-- BEGIN --
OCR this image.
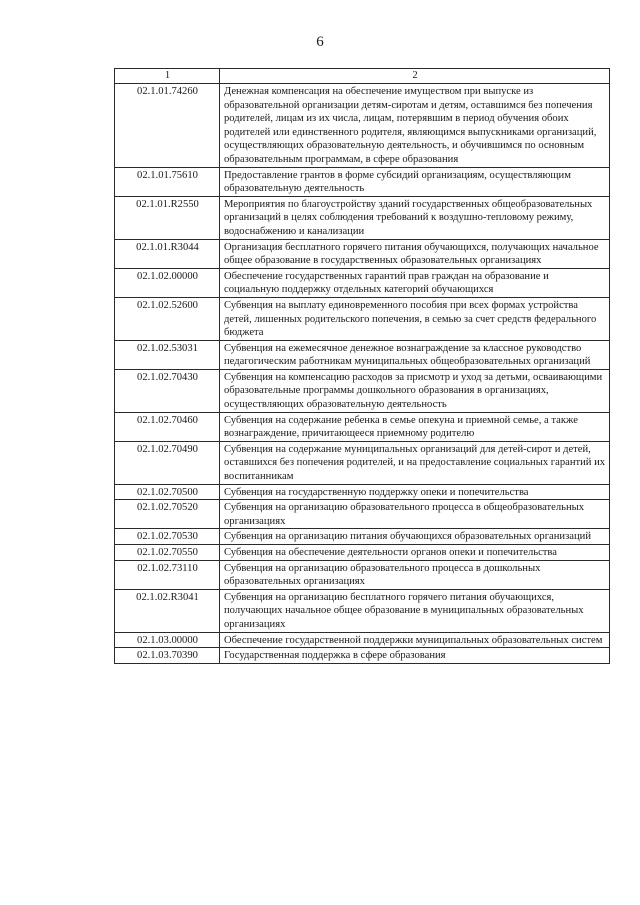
6
1	2
02.1.01.74260	Денежная компенсация на обеспечение имуществом при выпуске из образовательной организации детям-сиротам и детям, оставшимся без попечения родителей, лицам из их числа, лицам, потерявшим в период обучения обоих родителей или единственного родителя, являющимся выпускниками организаций, осуществляющих образовательную деятельность, и обучившимся по основным образовательным программам, в сфере образования
02.1.01.75610	Предоставление грантов в форме субсидий организациям, осуществляющим образовательную деятельность
02.1.01.R2550	Мероприятия по благоустройству зданий государственных общеобразовательных организаций в целях соблюдения требований к воздушно-тепловому режиму, водоснабжению и канализации
02.1.01.R3044	Организация бесплатного горячего питания обучающихся, получающих начальное общее образование в государственных образовательных организациях
02.1.02.00000	Обеспечение государственных гарантий прав граждан на образование и социальную поддержку отдельных категорий обучающихся
02.1.02.52600	Субвенция на выплату единовременного пособия при всех формах устройства детей, лишенных родительского попечения, в семью за счет средств федерального бюджета
02.1.02.53031	Субвенция на ежемесячное денежное вознаграждение за классное руководство педагогическим работникам муниципальных общеобразовательных организаций
02.1.02.70430	Субвенция на компенсацию расходов за присмотр и уход за детьми, осваивающими образовательные программы дошкольного образования в организациях, осуществляющих образовательную деятельность
02.1.02.70460	Субвенция на содержание ребенка в семье опекуна и приемной семье, а также вознаграждение, причитающееся приемному родителю
02.1.02.70490	Субвенция на содержание муниципальных организаций для детей-сирот и детей, оставшихся без попечения родителей, и на предоставление социальных гарантий их воспитанникам
02.1.02.70500	Субвенция на государственную поддержку опеки и попечительства
02.1.02.70520	Субвенция на организацию образовательного процесса в общеобразовательных организациях
02.1.02.70530	Субвенция на организацию питания обучающихся образовательных организаций
02.1.02.70550	Субвенция на обеспечение деятельности органов опеки и попечительства
02.1.02.73110	Субвенция на организацию образовательного процесса в дошкольных образовательных организациях
02.1.02.R3041	Субвенция на организацию бесплатного горячего питания обучающихся, получающих начальное общее образование в муниципальных образовательных организациях
02.1.03.00000	Обеспечение государственной поддержки муниципальных образовательных систем
02.1.03.70390	Государственная поддержка в сфере образования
-- END --
_What you have to do_.
Go through the preceding material and copy each line that has the word "общеобразовательных".

_The result_.
02.1.01.R2550	Мероприятия по благоустройству зданий государственных общеобразовательных организаций в целях соблюдения требований к воздушно-тепловому режиму, водоснабжению и канализации
02.1.02.53031	Субвенция на ежемесячное денежное вознаграждение за классное руководство педагогическим работникам муниципальных общеобразовательных организаций
02.1.02.70520	Субвенция на организацию образовательного процесса в общеобразовательных организациях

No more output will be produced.